**What is required:**
All of the records below must be output exactly, with no pictures carried over.

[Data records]
--
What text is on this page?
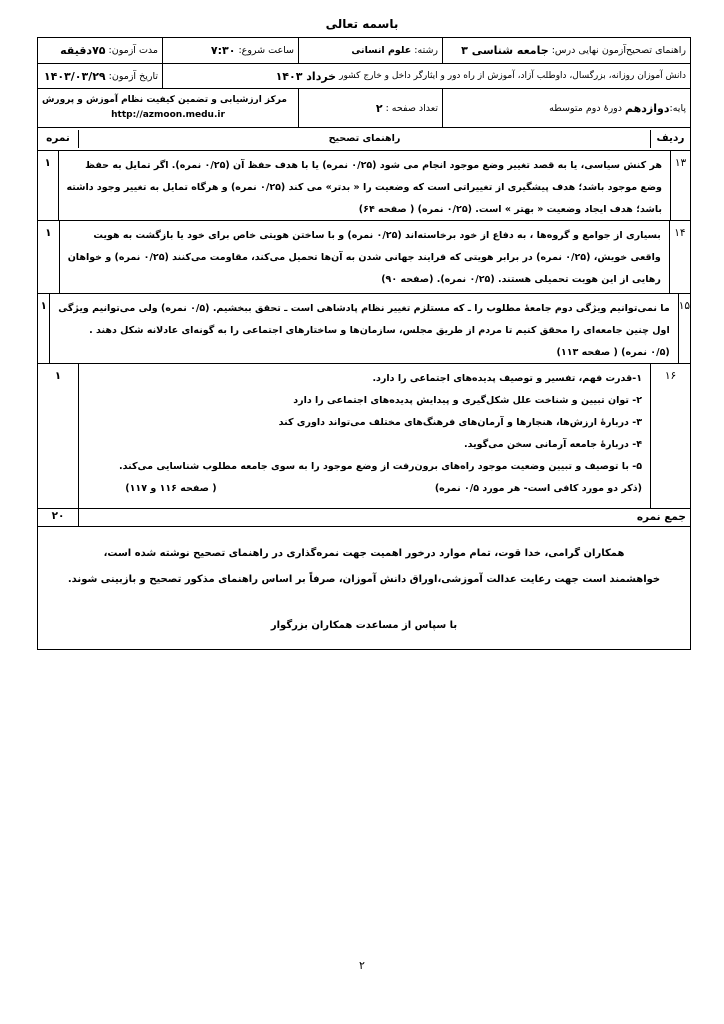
باسمه تعالی
راهنمای تصحیح‌آزمون نهایی درس:

جامعه شناسی ۳
رشته:

علوم انسانی
ساعت شروع:

۷:۳۰
مدت آزمون:

۷۵دقیقه
دانش آموزان روزانه، بزرگسال، داوطلب آزاد، آموزش از راه دور و ایثارگر داخل و خارج کشور

خرداد ۱۴۰۳
تاریخ آزمون:

۱۴۰۳/۰۳/۲۹
پایه:
دوازدهم

دورهٔ دوم متوسطه
تعداد صفحه :

۲
مرکز ارزشیابی و تضمین کیفیت نظام آموزش و پرورش
http://azmoon.medu.ir
ردیف
راهنمای تصحیح
نمره
۱۳
هر کنش سیاسی، یا به قصد تغییر وضع موجود انجام می شود (۰/۲۵ نمره) یا با هدف حفظ آن (۰/۲۵ نمره). اگر تمایل به حفظ
وضع موجود باشد؛ هدف پیشگیری از تغییراتی است که وضعیت را « بدتر» می کند (۰/۲۵ نمره) و هرگاه تمایل به تغییر وجود داشته
باشد؛ هدف ایجاد وضعیت « بهتر » است. (۰/۲۵ نمره) ( صفحه ۶۴)
۱
۱۴
بسیاری از جوامع و گروه‌ها ، به دفاع از خود برخاسته‌اند (۰/۲۵ نمره) و با ساختن هویتی خاص برای خود یا بازگشت به هویت
واقعی خویش، (۰/۲۵ نمره) در برابر هویتی که فرایند جهانی شدن به آن‌ها تحمیل می‌کند، مقاومت می‌کنند (۰/۲۵ نمره) و خواهان
رهایی از این هویت تحمیلی هستند. (۰/۲۵ نمره). (صفحه ۹۰)
۱
۱۵
ما نمی‌توانیم ویژگی دوم جامعهٔ مطلوب را ـ که مستلزم تغییر نظام پادشاهی است ـ تحقق ببخشیم. (۰/۵ نمره) ولی می‌توانیم ویژگی
اول چنین جامعه‌ای را محقق کنیم تا مردم از طریق مجلس، سازمان‌ها و ساختارهای اجتماعی را به گونه‌ای عادلانه شکل دهند .
(۰/۵ نمره) ( صفحه ۱۱۳)
۱
۱۶
۱-قدرت فهم، تفسیر و توصیف پدیده‌های اجتماعی را دارد.
۲- توان تبیین و شناخت علل شکل‌گیری و پیدایش پدیده‌های اجتماعی را دارد
۳- دربارهٔ ارزش‌ها، هنجارها و آرمان‌های فرهنگ‌های مختلف می‌تواند داوری کند
۴- دربارهٔ جامعه آرمانی سخن می‌گوید.
۵- با توصیف و تبیین وضعیت موجود راه‌های برون‌رفت از وضع موجود را به سوی جامعه مطلوب شناسایی می‌کند.
(ذکر دو مورد کافی است- هر مورد ۰/۵ نمره)                                                                  ( صفحه ۱۱۶ و ۱۱۷)
۱
جمع نمره
۲۰
همکاران گرامی، خدا قوت، تمام موارد درخور اهمیت جهت نمره‌گذاری در راهنمای تصحیح نوشته شده است،
خواهشمند است جهت رعایت عدالت آموزشی،اوراق دانش آموزان، صرفاً بر اساس راهنمای مذکور تصحیح و بازبینی شوند.
با سپاس از مساعدت همکاران بزرگوار
۲
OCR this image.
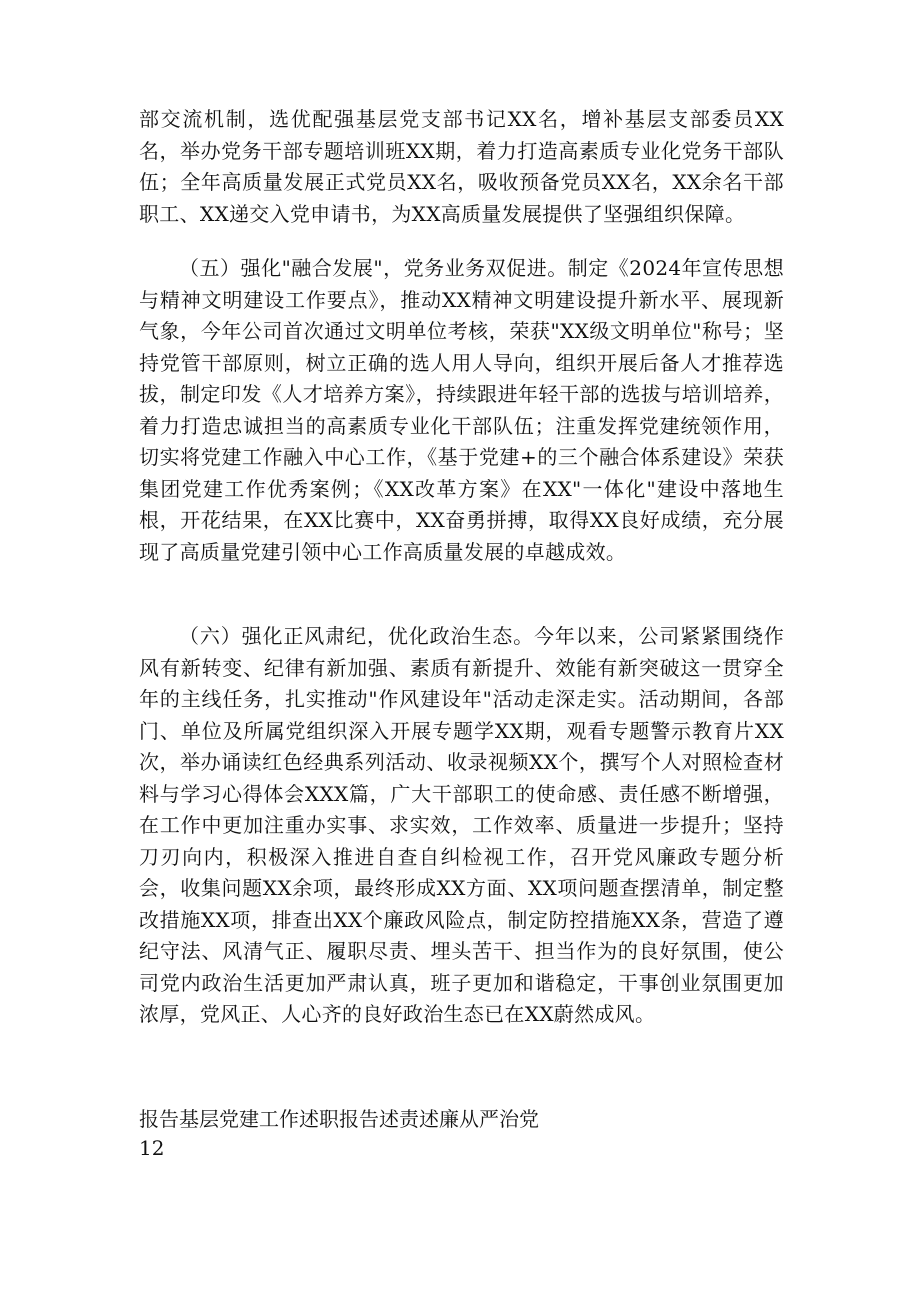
部交流机制，选优配强基层党支部书记XX名，增补基层支部委员XX名，举办党务干部专题培训班XX期，着力打造高素质专业化党务干部队伍；全年高质量发展正式党员XX名，吸收预备党员XX名，XX余名干部职工、XX递交入党申请书，为XX高质量发展提供了坚强组织保障。

（五）强化"融合发展"，党务业务双促进。制定《2024年宣传思想与精神文明建设工作要点》，推动XX精神文明建设提升新水平、展现新气象，今年公司首次通过文明单位考核，荣获"XX级文明单位"称号；坚持党管干部原则，树立正确的选人用人导向，组织开展后备人才推荐选拔，制定印发《人才培养方案》，持续跟进年轻干部的选拔与培训培养，着力打造忠诚担当的高素质专业化干部队伍；注重发挥党建统领作用，切实将党建工作融入中心工作，《基于党建+的三个融合体系建设》荣获集团党建工作优秀案例；《XX改革方案》在XX"一体化"建设中落地生根，开花结果，在XX比赛中，XX奋勇拼搏，取得XX良好成绩，充分展现了高质量党建引领中心工作高质量发展的卓越成效。

（六）强化正风肃纪，优化政治生态。今年以来，公司紧紧围绕作风有新转变、纪律有新加强、素质有新提升、效能有新突破这一贯穿全年的主线任务，扎实推动"作风建设年"活动走深走实。活动期间，各部门、单位及所属党组织深入开展专题学XX期，观看专题警示教育片XX次，举办诵读红色经典系列活动、收录视频XX个，撰写个人对照检查材料与学习心得体会XXX篇，广大干部职工的使命感、责任感不断增强，在工作中更加注重办实事、求实效，工作效率、质量进一步提升；坚持刀刃向内，积极深入推进自查自纠检视工作，召开党风廉政专题分析会，收集问题XX余项，最终形成XX方面、XX项问题查摆清单，制定整改措施XX项，排查出XX个廉政风险点，制定防控措施XX条，营造了遵纪守法、风清气正、履职尽责、埋头苦干、担当作为的良好氛围，使公司党内政治生活更加严肃认真，班子更加和谐稳定，干事创业氛围更加浓厚，党风正、人心齐的良好政治生态已在XX蔚然成风。

报告基层党建工作述职报告述责述廉从严治党

12
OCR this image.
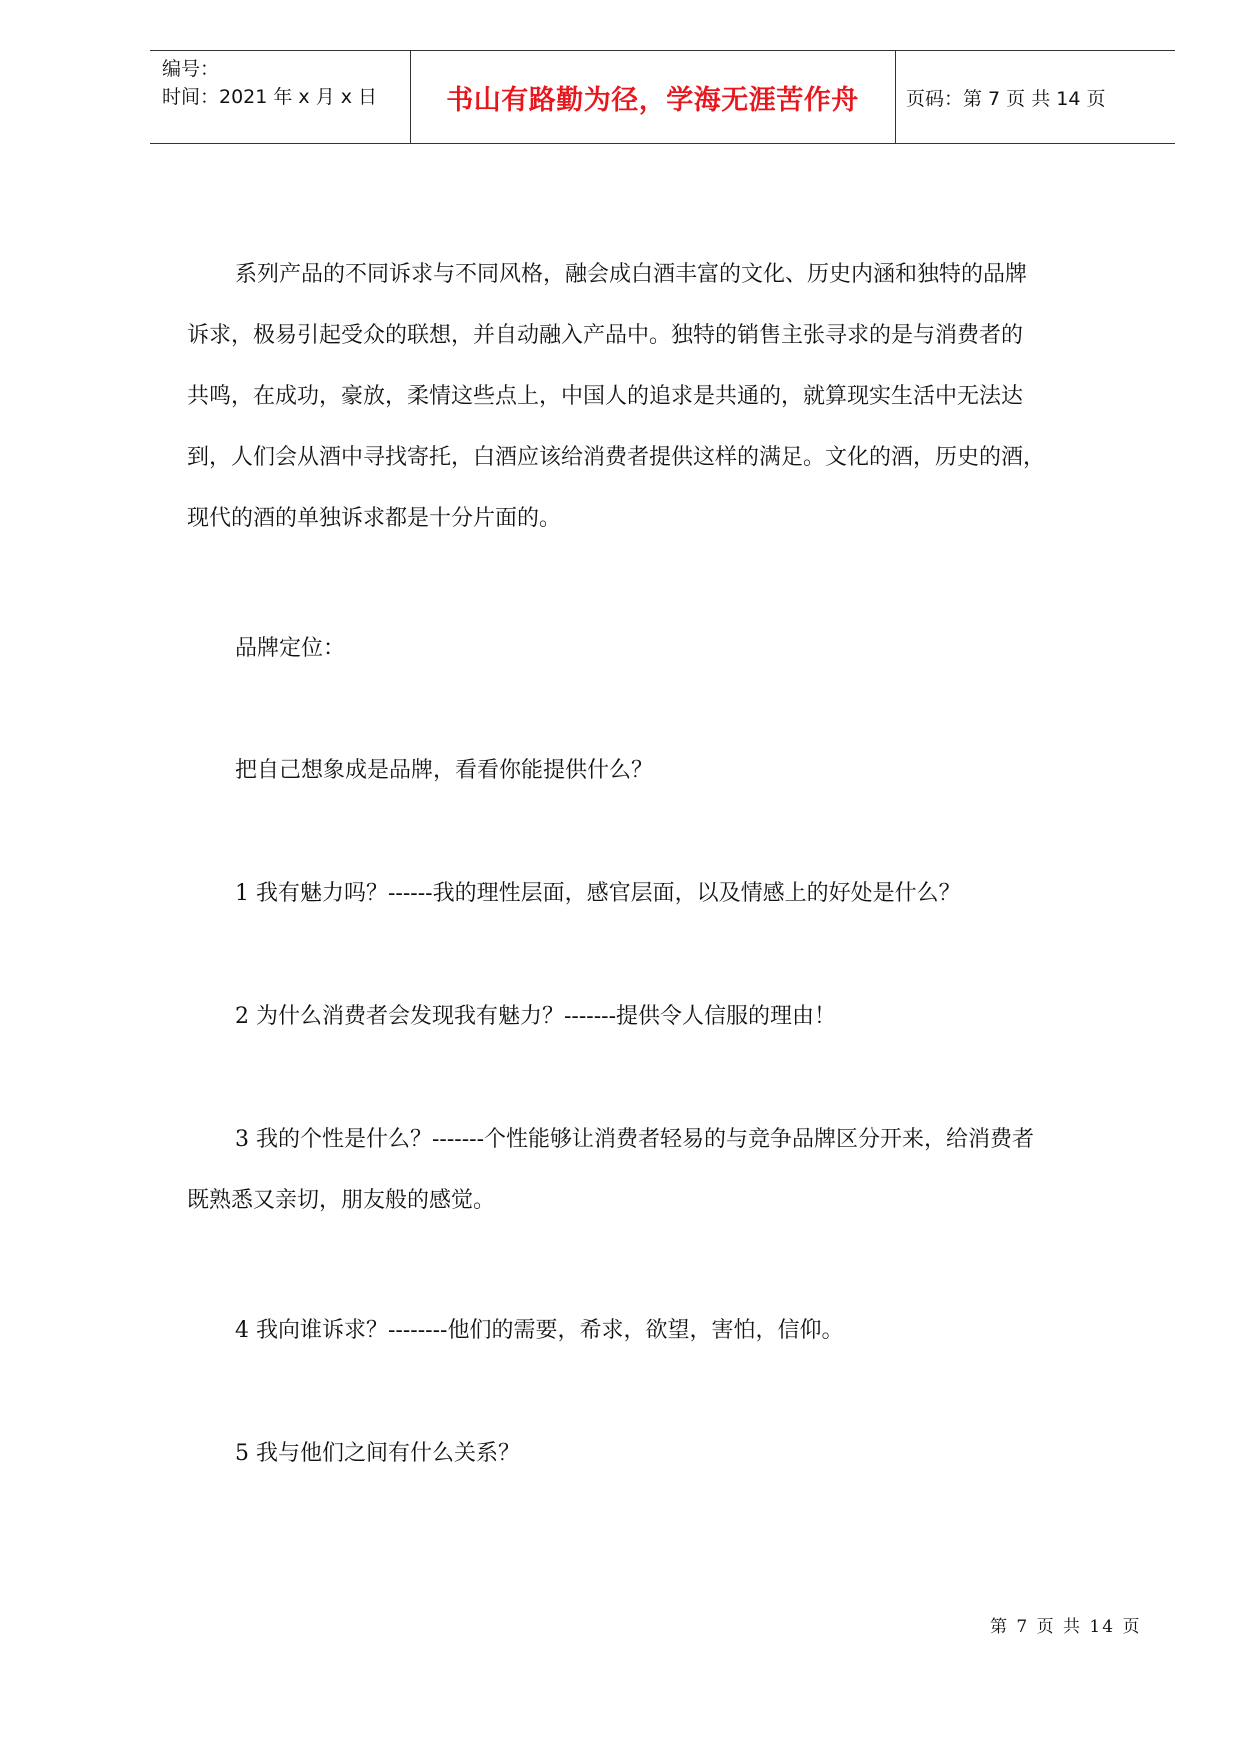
编号：
时间：2021 年 x 月 x 日	书山有路勤为径，学海无涯苦作舟	页码：第 7 页 共 14 页
系列产品的不同诉求与不同风格，融会成白酒丰富的文化、历史内涵和独特的品牌
诉求，极易引起受众的联想，并自动融入产品中。独特的销售主张寻求的是与消费者的
共鸣，在成功，豪放，柔情这些点上，中国人的追求是共通的，就算现实生活中无法达
到，人们会从酒中寻找寄托，白酒应该给消费者提供这样的满足。文化的酒，历史的酒，
现代的酒的单独诉求都是十分片面的。
品牌定位：
把自己想象成是品牌，看看你能提供什么？
1 我有魅力吗？------我的理性层面，感官层面，以及情感上的好处是什么？
2 为什么消费者会发现我有魅力？-------提供令人信服的理由！
3 我的个性是什么？-------个性能够让消费者轻易的与竞争品牌区分开来，给消费者
既熟悉又亲切，朋友般的感觉。
4 我向谁诉求？--------他们的需要，希求，欲望，害怕，信仰。
5 我与他们之间有什么关系？
第 7 页 共 14 页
--
**The answer:**
What text is on this page?
باسمه تعالی
راهنمای تصحیح‌آزمون نهایی درس:

جامعه شناسی ۳
رشته:

علوم انسانی
ساعت شروع:

۷:۳۰
مدت آزمون:

۷۵دقیقه
دانش آموزان روزانه، بزرگسال، داوطلب آزاد، آموزش از راه دور و ایثارگر داخل و خارج کشور

خرداد ۱۴۰۳
تاریخ آزمون:

۱۴۰۳/۰۳/۲۹
پایه:
دوازدهم

دورهٔ دوم متوسطه
تعداد صفحه :

۲
مرکز ارزشیابی و تضمین کیفیت نظام آموزش و پرورش
http://azmoon.medu.ir
ردیف
راهنمای تصحیح
نمره
۱۳
هر کنش سیاسی، یا به قصد تغییر وضع موجود انجام می شود (۰/۲۵ نمره) یا با هدف حفظ آن (۰/۲۵ نمره). اگر تمایل به حفظ
وضع موجود باشد؛ هدف پیشگیری از تغییراتی است که وضعیت را « بدتر» می کند (۰/۲۵ نمره) و هرگاه تمایل به تغییر وجود داشته
باشد؛ هدف ایجاد وضعیت « بهتر » است. (۰/۲۵ نمره) ( صفحه ۶۴)
۱
۱۴
بسیاری از جوامع و گروه‌ها ، به دفاع از خود برخاسته‌اند (۰/۲۵ نمره) و با ساختن هویتی خاص برای خود یا بازگشت به هویت
واقعی خویش، (۰/۲۵ نمره) در برابر هویتی که فرایند جهانی شدن به آن‌ها تحمیل می‌کند، مقاومت می‌کنند (۰/۲۵ نمره) و خواهان
رهایی از این هویت تحمیلی هستند. (۰/۲۵ نمره). (صفحه ۹۰)
۱
۱۵
ما نمی‌توانیم ویژگی دوم جامعهٔ مطلوب را ـ که مستلزم تغییر نظام پادشاهی است ـ تحقق ببخشیم. (۰/۵ نمره) ولی می‌توانیم ویژگی
اول چنین جامعه‌ای را محقق کنیم تا مردم از طریق مجلس، سازمان‌ها و ساختارهای اجتماعی را به گونه‌ای عادلانه شکل دهند .
(۰/۵ نمره) ( صفحه ۱۱۳)
۱
۱۶
۱-قدرت فهم، تفسیر و توصیف پدیده‌های اجتماعی را دارد.
۲- توان تبیین و شناخت علل شکل‌گیری و پیدایش پدیده‌های اجتماعی را دارد
۳- دربارهٔ ارزش‌ها، هنجارها و آرمان‌های فرهنگ‌های مختلف می‌تواند داوری کند
۴- دربارهٔ جامعه آرمانی سخن می‌گوید.
۵- با توصیف و تبیین وضعیت موجود راه‌های برون‌رفت از وضع موجود را به سوی جامعه مطلوب شناسایی می‌کند.
(ذکر دو مورد کافی است- هر مورد ۰/۵ نمره)                                                                  ( صفحه ۱۱۶ و ۱۱۷)
۱
جمع نمره
۲۰
همکاران گرامی، خدا قوت، تمام موارد درخور اهمیت جهت نمره‌گذاری در راهنمای تصحیح نوشته شده است،
خواهشمند است جهت رعایت عدالت آموزشی،اوراق دانش آموزان، صرفاً بر اساس راهنمای مذکور تصحیح و بازبینی شوند.
با سپاس از مساعدت همکاران بزرگوار
۲
OCR this image.
部交流机制，选优配强基层党支部书记XX名，增补基层支部委员XX名，举办党务干部专题培训班XX期，着力打造高素质专业化党务干部队伍；全年高质量发展正式党员XX名，吸收预备党员XX名，XX余名干部职工、XX递交入党申请书，为XX高质量发展提供了坚强组织保障。

（五）强化"融合发展"，党务业务双促进。制定《2024年宣传思想与精神文明建设工作要点》，推动XX精神文明建设提升新水平、展现新气象，今年公司首次通过文明单位考核，荣获"XX级文明单位"称号；坚持党管干部原则，树立正确的选人用人导向，组织开展后备人才推荐选拔，制定印发《人才培养方案》，持续跟进年轻干部的选拔与培训培养，着力打造忠诚担当的高素质专业化干部队伍；注重发挥党建统领作用，切实将党建工作融入中心工作，《基于党建+的三个融合体系建设》荣获集团党建工作优秀案例；《XX改革方案》在XX"一体化"建设中落地生根，开花结果，在XX比赛中，XX奋勇拼搏，取得XX良好成绩，充分展现了高质量党建引领中心工作高质量发展的卓越成效。

（六）强化正风肃纪，优化政治生态。今年以来，公司紧紧围绕作风有新转变、纪律有新加强、素质有新提升、效能有新突破这一贯穿全年的主线任务，扎实推动"作风建设年"活动走深走实。活动期间，各部门、单位及所属党组织深入开展专题学XX期，观看专题警示教育片XX次，举办诵读红色经典系列活动、收录视频XX个，撰写个人对照检查材料与学习心得体会XXX篇，广大干部职工的使命感、责任感不断增强，在工作中更加注重办实事、求实效，工作效率、质量进一步提升；坚持刀刃向内，积极深入推进自查自纠检视工作，召开党风廉政专题分析会，收集问题XX余项，最终形成XX方面、XX项问题查摆清单，制定整改措施XX项，排查出XX个廉政风险点，制定防控措施XX条，营造了遵纪守法、风清气正、履职尽责、埋头苦干、担当作为的良好氛围，使公司党内政治生活更加严肃认真，班子更加和谐稳定，干事创业氛围更加浓厚，党风正、人心齐的良好政治生态已在XX蔚然成风。

报告基层党建工作述职报告述责述廉从严治党

12
OCR this image.
编号：
时间：2021 年 x 月 x 日	书山有路勤为径，学海无涯苦作舟	页码：第 7 页 共 14 页
系列产品的不同诉求与不同风格，融会成白酒丰富的文化、历史内涵和独特的品牌
诉求，极易引起受众的联想，并自动融入产品中。独特的销售主张寻求的是与消费者的
共鸣，在成功，豪放，柔情这些点上，中国人的追求是共通的，就算现实生活中无法达
到，人们会从酒中寻找寄托，白酒应该给消费者提供这样的满足。文化的酒，历史的酒，
现代的酒的单独诉求都是十分片面的。
品牌定位：
把自己想象成是品牌，看看你能提供什么？
1 我有魅力吗？------我的理性层面，感官层面，以及情感上的好处是什么？
2 为什么消费者会发现我有魅力？-------提供令人信服的理由！
3 我的个性是什么？-------个性能够让消费者轻易的与竞争品牌区分开来，给消费者
既熟悉又亲切，朋友般的感觉。
4 我向谁诉求？--------他们的需要，希求，欲望，害怕，信仰。
5 我与他们之间有什么关系？
第 7 页 共 14 页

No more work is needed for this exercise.